- Task to complete
Print out every record exactly as it appears.

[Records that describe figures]
----------------
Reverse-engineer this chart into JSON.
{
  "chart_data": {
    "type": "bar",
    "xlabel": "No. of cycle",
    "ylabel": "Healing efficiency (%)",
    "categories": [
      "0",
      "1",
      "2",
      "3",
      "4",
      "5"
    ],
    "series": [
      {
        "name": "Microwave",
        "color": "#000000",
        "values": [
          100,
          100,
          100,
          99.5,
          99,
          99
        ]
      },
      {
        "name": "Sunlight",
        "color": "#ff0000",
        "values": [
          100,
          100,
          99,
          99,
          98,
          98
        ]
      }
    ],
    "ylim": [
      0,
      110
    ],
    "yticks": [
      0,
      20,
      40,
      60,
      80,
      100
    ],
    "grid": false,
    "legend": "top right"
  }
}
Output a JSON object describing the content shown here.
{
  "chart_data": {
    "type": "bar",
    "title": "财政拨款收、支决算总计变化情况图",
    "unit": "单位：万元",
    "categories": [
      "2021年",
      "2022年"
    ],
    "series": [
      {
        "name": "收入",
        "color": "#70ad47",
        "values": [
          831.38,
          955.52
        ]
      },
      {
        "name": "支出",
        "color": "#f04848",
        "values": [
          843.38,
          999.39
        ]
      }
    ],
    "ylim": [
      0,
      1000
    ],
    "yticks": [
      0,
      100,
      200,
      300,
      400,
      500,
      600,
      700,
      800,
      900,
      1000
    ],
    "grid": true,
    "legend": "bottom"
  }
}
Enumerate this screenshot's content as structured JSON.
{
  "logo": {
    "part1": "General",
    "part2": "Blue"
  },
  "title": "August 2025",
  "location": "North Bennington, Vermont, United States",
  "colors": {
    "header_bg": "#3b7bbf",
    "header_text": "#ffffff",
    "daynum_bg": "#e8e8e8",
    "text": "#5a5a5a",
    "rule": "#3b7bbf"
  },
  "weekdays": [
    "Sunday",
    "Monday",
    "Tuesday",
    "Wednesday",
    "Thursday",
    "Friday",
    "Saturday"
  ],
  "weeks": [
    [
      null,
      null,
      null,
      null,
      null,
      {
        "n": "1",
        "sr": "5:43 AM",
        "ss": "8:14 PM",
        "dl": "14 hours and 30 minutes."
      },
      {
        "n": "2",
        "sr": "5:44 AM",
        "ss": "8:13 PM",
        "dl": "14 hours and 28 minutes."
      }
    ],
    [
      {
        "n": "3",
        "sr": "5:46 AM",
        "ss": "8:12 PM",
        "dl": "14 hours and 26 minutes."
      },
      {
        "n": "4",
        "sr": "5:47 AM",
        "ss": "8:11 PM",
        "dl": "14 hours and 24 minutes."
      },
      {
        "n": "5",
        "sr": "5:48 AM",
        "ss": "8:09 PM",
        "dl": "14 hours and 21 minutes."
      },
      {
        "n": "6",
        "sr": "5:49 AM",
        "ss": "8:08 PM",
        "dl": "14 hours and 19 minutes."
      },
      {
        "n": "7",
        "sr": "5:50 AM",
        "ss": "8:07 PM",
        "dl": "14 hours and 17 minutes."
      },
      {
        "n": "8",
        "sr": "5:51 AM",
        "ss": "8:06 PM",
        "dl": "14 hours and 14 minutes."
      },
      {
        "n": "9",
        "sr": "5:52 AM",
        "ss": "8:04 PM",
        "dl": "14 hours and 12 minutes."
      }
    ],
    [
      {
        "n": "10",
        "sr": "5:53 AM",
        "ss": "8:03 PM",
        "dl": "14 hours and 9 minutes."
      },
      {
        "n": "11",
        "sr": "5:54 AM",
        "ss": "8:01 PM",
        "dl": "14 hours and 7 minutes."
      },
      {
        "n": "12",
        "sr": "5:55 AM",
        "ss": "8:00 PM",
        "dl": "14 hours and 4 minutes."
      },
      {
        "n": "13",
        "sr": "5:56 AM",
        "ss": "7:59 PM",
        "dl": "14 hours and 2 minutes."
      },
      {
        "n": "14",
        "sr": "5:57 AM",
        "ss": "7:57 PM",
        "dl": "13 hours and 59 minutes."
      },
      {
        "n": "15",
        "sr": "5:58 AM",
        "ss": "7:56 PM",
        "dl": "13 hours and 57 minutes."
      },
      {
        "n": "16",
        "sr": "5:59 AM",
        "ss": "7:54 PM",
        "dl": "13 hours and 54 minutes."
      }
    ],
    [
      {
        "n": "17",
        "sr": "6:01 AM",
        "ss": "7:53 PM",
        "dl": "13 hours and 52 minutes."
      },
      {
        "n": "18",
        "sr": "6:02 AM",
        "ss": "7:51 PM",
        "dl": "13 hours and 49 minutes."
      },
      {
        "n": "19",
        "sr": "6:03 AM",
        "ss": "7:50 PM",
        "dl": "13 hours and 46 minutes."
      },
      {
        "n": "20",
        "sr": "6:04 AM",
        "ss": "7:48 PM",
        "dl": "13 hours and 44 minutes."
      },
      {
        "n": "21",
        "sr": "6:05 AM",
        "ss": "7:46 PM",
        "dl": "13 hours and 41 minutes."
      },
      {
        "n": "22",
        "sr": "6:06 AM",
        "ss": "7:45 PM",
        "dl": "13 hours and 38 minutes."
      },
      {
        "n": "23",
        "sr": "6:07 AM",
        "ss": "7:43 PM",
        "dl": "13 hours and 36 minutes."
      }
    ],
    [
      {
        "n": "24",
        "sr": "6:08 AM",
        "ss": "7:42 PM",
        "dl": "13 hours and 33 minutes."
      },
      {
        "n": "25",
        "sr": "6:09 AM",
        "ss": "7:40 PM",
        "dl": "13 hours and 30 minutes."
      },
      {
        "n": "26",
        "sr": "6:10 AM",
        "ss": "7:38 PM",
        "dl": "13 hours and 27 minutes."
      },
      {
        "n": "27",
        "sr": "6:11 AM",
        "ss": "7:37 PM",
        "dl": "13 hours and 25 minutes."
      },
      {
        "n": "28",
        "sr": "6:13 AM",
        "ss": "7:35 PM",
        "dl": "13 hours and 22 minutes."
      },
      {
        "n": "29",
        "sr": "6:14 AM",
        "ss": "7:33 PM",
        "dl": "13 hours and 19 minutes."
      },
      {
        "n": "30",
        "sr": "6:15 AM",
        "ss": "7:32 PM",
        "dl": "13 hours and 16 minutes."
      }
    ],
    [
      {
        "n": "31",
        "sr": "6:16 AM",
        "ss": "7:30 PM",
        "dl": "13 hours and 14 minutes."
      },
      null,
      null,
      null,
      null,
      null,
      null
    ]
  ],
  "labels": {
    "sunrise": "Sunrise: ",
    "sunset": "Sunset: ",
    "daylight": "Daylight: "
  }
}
----------------
- Complete response
Reverse-engineer this chart into JSON.
{
  "chart_data": {
    "type": "bar",
    "xlabel": "No. of cycle",
    "ylabel": "Healing efficiency (%)",
    "categories": [
      "0",
      "1",
      "2",
      "3",
      "4",
      "5"
    ],
    "series": [
      {
        "name": "Microwave",
        "color": "#000000",
        "values": [
          100,
          100,
          100,
          99.5,
          99,
          99
        ]
      },
      {
        "name": "Sunlight",
        "color": "#ff0000",
        "values": [
          100,
          100,
          99,
          99,
          98,
          98
        ]
      }
    ],
    "ylim": [
      0,
      110
    ],
    "yticks": [
      0,
      20,
      40,
      60,
      80,
      100
    ],
    "grid": false,
    "legend": "top right"
  }
}
Output a JSON object describing the content shown here.
{
  "chart_data": {
    "type": "bar",
    "title": "财政拨款收、支决算总计变化情况图",
    "unit": "单位：万元",
    "categories": [
      "2021年",
      "2022年"
    ],
    "series": [
      {
        "name": "收入",
        "color": "#70ad47",
        "values": [
          831.38,
          955.52
        ]
      },
      {
        "name": "支出",
        "color": "#f04848",
        "values": [
          843.38,
          999.39
        ]
      }
    ],
    "ylim": [
      0,
      1000
    ],
    "yticks": [
      0,
      100,
      200,
      300,
      400,
      500,
      600,
      700,
      800,
      900,
      1000
    ],
    "grid": true,
    "legend": "bottom"
  }
}
Enumerate this screenshot's content as structured JSON.
{
  "logo": {
    "part1": "General",
    "part2": "Blue"
  },
  "title": "August 2025",
  "location": "North Bennington, Vermont, United States",
  "colors": {
    "header_bg": "#3b7bbf",
    "header_text": "#ffffff",
    "daynum_bg": "#e8e8e8",
    "text": "#5a5a5a",
    "rule": "#3b7bbf"
  },
  "weekdays": [
    "Sunday",
    "Monday",
    "Tuesday",
    "Wednesday",
    "Thursday",
    "Friday",
    "Saturday"
  ],
  "weeks": [
    [
      null,
      null,
      null,
      null,
      null,
      {
        "n": "1",
        "sr": "5:43 AM",
        "ss": "8:14 PM",
        "dl": "14 hours and 30 minutes."
      },
      {
        "n": "2",
        "sr": "5:44 AM",
        "ss": "8:13 PM",
        "dl": "14 hours and 28 minutes."
      }
    ],
    [
      {
        "n": "3",
        "sr": "5:46 AM",
        "ss": "8:12 PM",
        "dl": "14 hours and 26 minutes."
      },
      {
        "n": "4",
        "sr": "5:47 AM",
        "ss": "8:11 PM",
        "dl": "14 hours and 24 minutes."
      },
      {
        "n": "5",
        "sr": "5:48 AM",
        "ss": "8:09 PM",
        "dl": "14 hours and 21 minutes."
      },
      {
        "n": "6",
        "sr": "5:49 AM",
        "ss": "8:08 PM",
        "dl": "14 hours and 19 minutes."
      },
      {
        "n": "7",
        "sr": "5:50 AM",
        "ss": "8:07 PM",
        "dl": "14 hours and 17 minutes."
      },
      {
        "n": "8",
        "sr": "5:51 AM",
        "ss": "8:06 PM",
        "dl": "14 hours and 14 minutes."
      },
      {
        "n": "9",
        "sr": "5:52 AM",
        "ss": "8:04 PM",
        "dl": "14 hours and 12 minutes."
      }
    ],
    [
      {
        "n": "10",
        "sr": "5:53 AM",
        "ss": "8:03 PM",
        "dl": "14 hours and 9 minutes."
      },
      {
        "n": "11",
        "sr": "5:54 AM",
        "ss": "8:01 PM",
        "dl": "14 hours and 7 minutes."
      },
      {
        "n": "12",
        "sr": "5:55 AM",
        "ss": "8:00 PM",
        "dl": "14 hours and 4 minutes."
      },
      {
        "n": "13",
        "sr": "5:56 AM",
        "ss": "7:59 PM",
        "dl": "14 hours and 2 minutes."
      },
      {
        "n": "14",
        "sr": "5:57 AM",
        "ss": "7:57 PM",
        "dl": "13 hours and 59 minutes."
      },
      {
        "n": "15",
        "sr": "5:58 AM",
        "ss": "7:56 PM",
        "dl": "13 hours and 57 minutes."
      },
      {
        "n": "16",
        "sr": "5:59 AM",
        "ss": "7:54 PM",
        "dl": "13 hours and 54 minutes."
      }
    ],
    [
      {
        "n": "17",
        "sr": "6:01 AM",
        "ss": "7:53 PM",
        "dl": "13 hours and 52 minutes."
      },
      {
        "n": "18",
        "sr": "6:02 AM",
        "ss": "7:51 PM",
        "dl": "13 hours and 49 minutes."
      },
      {
        "n": "19",
        "sr": "6:03 AM",
        "ss": "7:50 PM",
        "dl": "13 hours and 46 minutes."
      },
      {
        "n": "20",
        "sr": "6:04 AM",
        "ss": "7:48 PM",
        "dl": "13 hours and 44 minutes."
      },
      {
        "n": "21",
        "sr": "6:05 AM",
        "ss": "7:46 PM",
        "dl": "13 hours and 41 minutes."
      },
      {
        "n": "22",
        "sr": "6:06 AM",
        "ss": "7:45 PM",
        "dl": "13 hours and 38 minutes."
      },
      {
        "n": "23",
        "sr": "6:07 AM",
        "ss": "7:43 PM",
        "dl": "13 hours and 36 minutes."
      }
    ],
    [
      {
        "n": "24",
        "sr": "6:08 AM",
        "ss": "7:42 PM",
        "dl": "13 hours and 33 minutes."
      },
      {
        "n": "25",
        "sr": "6:09 AM",
        "ss": "7:40 PM",
        "dl": "13 hours and 30 minutes."
      },
      {
        "n": "26",
        "sr": "6:10 AM",
        "ss": "7:38 PM",
        "dl": "13 hours and 27 minutes."
      },
      {
        "n": "27",
        "sr": "6:11 AM",
        "ss": "7:37 PM",
        "dl": "13 hours and 25 minutes."
      },
      {
        "n": "28",
        "sr": "6:13 AM",
        "ss": "7:35 PM",
        "dl": "13 hours and 22 minutes."
      },
      {
        "n": "29",
        "sr": "6:14 AM",
        "ss": "7:33 PM",
        "dl": "13 hours and 19 minutes."
      },
      {
        "n": "30",
        "sr": "6:15 AM",
        "ss": "7:32 PM",
        "dl": "13 hours and 16 minutes."
      }
    ],
    [
      {
        "n": "31",
        "sr": "6:16 AM",
        "ss": "7:30 PM",
        "dl": "13 hours and 14 minutes."
      },
      null,
      null,
      null,
      null,
      null,
      null
    ]
  ],
  "labels": {
    "sunrise": "Sunrise: ",
    "sunset": "Sunset: ",
    "daylight": "Daylight: "
  }
}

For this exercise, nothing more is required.